▶ _TASK DESCRIPTION_: Search the material for the word "structured" and report each line where it turns up.

▶ _DATA TO PROCESS_:
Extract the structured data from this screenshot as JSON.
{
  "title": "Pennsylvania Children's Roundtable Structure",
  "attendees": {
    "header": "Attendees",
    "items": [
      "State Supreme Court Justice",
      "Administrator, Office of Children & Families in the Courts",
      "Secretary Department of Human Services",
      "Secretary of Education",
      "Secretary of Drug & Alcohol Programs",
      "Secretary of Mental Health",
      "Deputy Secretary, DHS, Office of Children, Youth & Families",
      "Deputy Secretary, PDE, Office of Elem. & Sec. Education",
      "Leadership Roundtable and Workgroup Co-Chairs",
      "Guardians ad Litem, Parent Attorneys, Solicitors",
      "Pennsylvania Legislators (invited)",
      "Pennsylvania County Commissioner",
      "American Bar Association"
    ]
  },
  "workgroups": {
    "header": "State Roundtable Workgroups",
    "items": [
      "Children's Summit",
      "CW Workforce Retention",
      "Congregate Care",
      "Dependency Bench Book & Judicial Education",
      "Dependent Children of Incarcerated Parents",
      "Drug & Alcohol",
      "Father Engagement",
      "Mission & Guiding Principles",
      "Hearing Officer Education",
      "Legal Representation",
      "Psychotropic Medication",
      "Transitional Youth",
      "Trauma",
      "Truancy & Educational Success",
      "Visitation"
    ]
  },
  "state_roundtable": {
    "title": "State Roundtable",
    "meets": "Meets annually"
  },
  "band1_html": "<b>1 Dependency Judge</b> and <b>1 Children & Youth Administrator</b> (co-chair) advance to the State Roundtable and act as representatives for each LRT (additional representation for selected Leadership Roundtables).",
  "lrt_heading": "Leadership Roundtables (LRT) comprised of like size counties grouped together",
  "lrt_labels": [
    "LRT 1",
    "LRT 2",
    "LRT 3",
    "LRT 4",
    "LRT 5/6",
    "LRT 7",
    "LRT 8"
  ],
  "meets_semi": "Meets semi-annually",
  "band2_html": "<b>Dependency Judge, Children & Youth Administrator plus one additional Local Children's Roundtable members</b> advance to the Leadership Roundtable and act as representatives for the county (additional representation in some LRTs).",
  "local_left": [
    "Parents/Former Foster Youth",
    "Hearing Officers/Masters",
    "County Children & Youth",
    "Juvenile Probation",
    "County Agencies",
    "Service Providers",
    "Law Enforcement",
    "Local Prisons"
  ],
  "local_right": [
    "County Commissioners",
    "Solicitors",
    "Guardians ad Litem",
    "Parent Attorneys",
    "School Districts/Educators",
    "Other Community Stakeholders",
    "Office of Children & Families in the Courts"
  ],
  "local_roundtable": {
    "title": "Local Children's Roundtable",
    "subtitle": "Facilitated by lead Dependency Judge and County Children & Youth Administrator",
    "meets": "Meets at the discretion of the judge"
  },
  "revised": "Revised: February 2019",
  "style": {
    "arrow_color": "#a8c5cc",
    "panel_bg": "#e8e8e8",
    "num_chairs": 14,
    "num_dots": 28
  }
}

==

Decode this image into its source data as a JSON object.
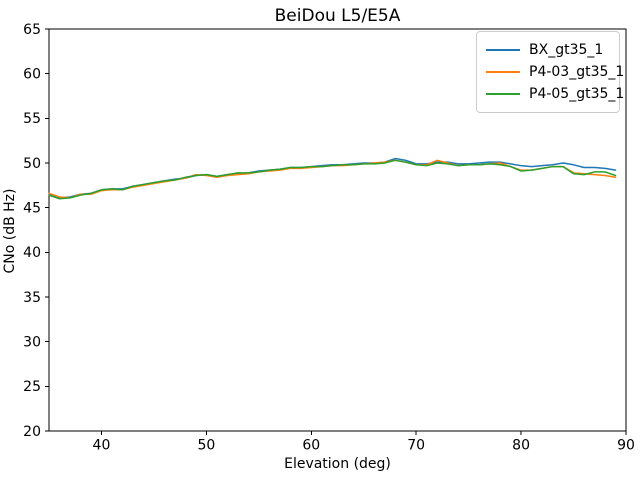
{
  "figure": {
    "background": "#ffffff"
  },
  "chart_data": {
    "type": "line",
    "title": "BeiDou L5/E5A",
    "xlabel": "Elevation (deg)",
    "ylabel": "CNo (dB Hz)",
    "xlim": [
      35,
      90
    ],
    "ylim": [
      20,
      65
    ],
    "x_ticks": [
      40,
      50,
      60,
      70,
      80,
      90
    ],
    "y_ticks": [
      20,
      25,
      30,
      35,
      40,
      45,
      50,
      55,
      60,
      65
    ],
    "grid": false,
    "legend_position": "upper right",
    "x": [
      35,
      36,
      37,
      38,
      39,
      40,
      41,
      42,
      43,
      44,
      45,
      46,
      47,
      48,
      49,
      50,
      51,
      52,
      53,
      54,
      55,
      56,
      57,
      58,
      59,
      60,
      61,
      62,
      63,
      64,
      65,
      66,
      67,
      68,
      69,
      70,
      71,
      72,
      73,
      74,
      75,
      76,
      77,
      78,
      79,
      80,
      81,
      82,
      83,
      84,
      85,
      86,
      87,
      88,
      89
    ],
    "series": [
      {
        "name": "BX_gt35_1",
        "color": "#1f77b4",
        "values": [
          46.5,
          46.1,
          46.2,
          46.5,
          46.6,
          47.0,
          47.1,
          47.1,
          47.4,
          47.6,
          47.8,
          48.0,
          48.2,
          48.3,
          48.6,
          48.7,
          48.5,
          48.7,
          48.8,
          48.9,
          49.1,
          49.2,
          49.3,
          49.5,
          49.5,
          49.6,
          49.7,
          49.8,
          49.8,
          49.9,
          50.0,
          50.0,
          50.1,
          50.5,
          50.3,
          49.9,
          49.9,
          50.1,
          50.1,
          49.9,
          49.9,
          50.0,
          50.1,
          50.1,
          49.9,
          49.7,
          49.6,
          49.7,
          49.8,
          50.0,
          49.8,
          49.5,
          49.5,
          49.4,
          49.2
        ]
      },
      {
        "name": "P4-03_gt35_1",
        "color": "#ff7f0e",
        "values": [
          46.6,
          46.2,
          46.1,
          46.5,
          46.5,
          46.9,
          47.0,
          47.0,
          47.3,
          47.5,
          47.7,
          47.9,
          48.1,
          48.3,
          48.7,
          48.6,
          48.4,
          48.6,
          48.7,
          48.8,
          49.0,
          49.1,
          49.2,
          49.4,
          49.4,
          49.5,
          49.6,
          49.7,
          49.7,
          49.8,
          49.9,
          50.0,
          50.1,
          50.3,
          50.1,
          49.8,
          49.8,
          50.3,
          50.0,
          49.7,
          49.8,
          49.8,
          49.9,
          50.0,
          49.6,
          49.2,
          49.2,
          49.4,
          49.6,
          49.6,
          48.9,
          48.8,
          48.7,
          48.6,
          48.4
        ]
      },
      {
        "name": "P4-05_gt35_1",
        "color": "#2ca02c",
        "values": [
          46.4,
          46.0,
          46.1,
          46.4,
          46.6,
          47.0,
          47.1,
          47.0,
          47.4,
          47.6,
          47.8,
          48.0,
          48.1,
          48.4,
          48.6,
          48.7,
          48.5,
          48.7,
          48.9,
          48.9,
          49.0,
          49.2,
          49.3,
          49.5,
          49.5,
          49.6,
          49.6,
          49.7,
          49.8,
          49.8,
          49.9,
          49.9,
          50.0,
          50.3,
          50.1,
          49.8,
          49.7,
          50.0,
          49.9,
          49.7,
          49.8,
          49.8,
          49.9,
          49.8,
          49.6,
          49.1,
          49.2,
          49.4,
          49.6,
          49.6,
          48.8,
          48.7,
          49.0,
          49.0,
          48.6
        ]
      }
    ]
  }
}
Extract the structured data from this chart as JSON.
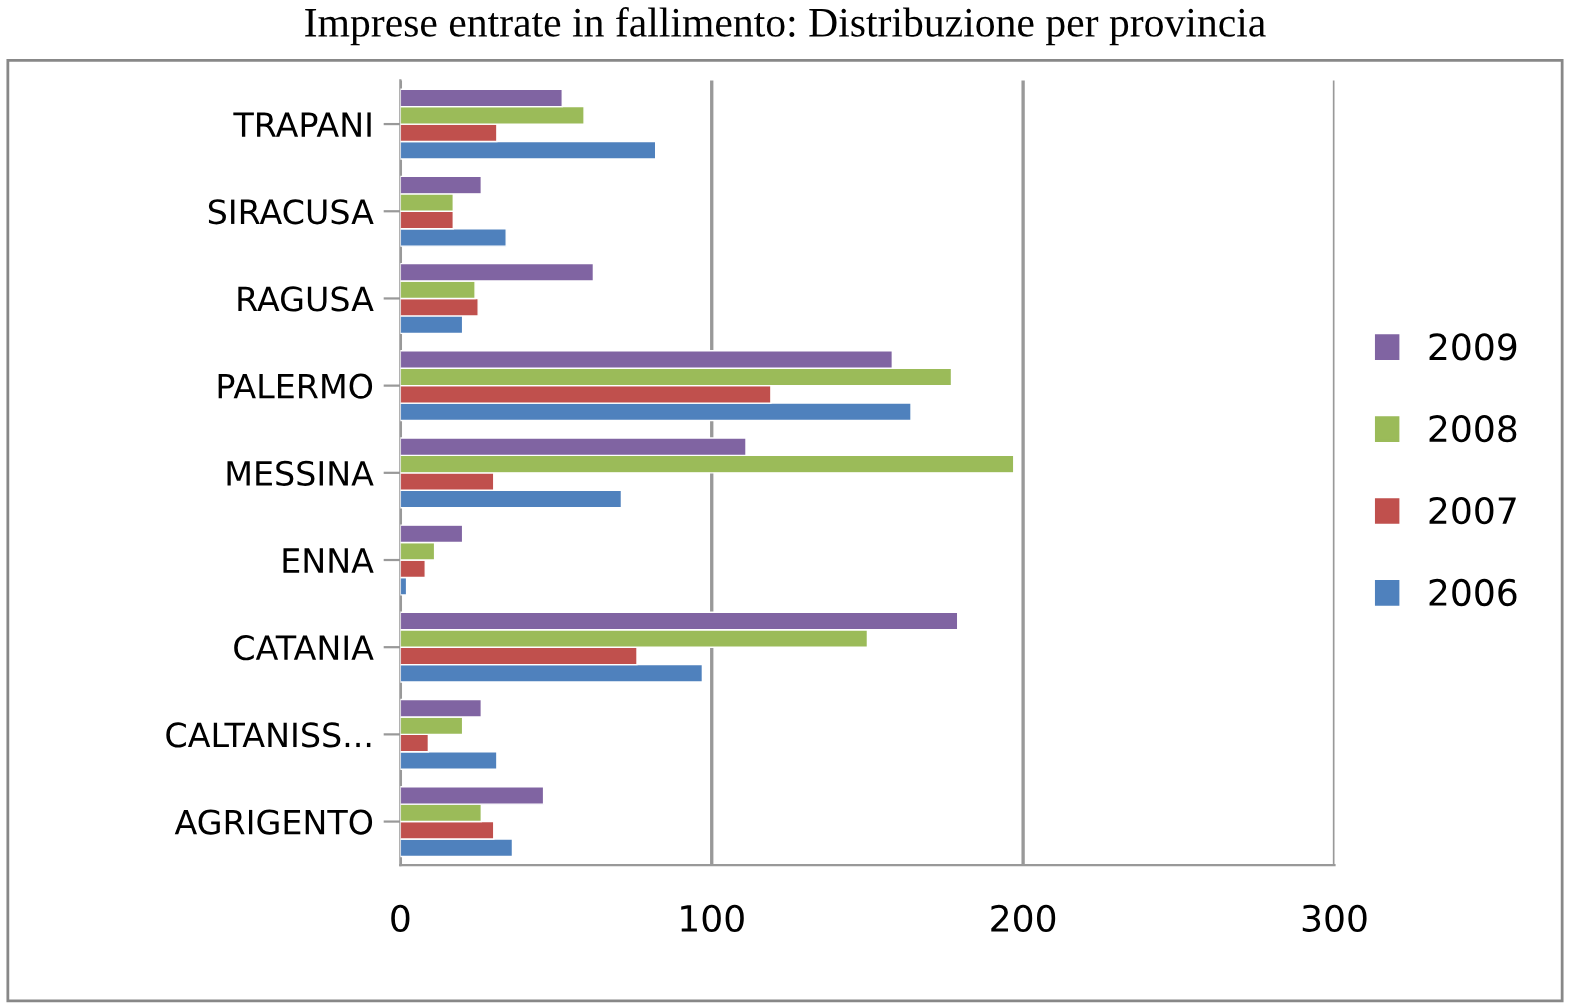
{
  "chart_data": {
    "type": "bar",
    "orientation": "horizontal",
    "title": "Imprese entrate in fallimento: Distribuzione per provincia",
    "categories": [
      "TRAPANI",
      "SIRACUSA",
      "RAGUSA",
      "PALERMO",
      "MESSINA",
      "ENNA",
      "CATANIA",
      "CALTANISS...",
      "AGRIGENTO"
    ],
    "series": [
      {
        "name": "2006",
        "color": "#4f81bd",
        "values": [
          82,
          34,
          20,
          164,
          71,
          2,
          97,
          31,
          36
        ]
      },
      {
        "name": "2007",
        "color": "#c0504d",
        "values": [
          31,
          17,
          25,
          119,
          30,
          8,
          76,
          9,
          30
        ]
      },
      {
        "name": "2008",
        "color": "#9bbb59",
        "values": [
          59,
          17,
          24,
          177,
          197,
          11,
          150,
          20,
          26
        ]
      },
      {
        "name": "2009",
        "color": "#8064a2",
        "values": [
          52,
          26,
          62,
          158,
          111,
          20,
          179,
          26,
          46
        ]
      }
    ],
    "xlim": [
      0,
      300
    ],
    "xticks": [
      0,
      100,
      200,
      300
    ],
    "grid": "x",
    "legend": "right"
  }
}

▶ _RESULT_:
Extract the structured data from this screenshot as JSON.
Extract the structured data from this chart as JSON.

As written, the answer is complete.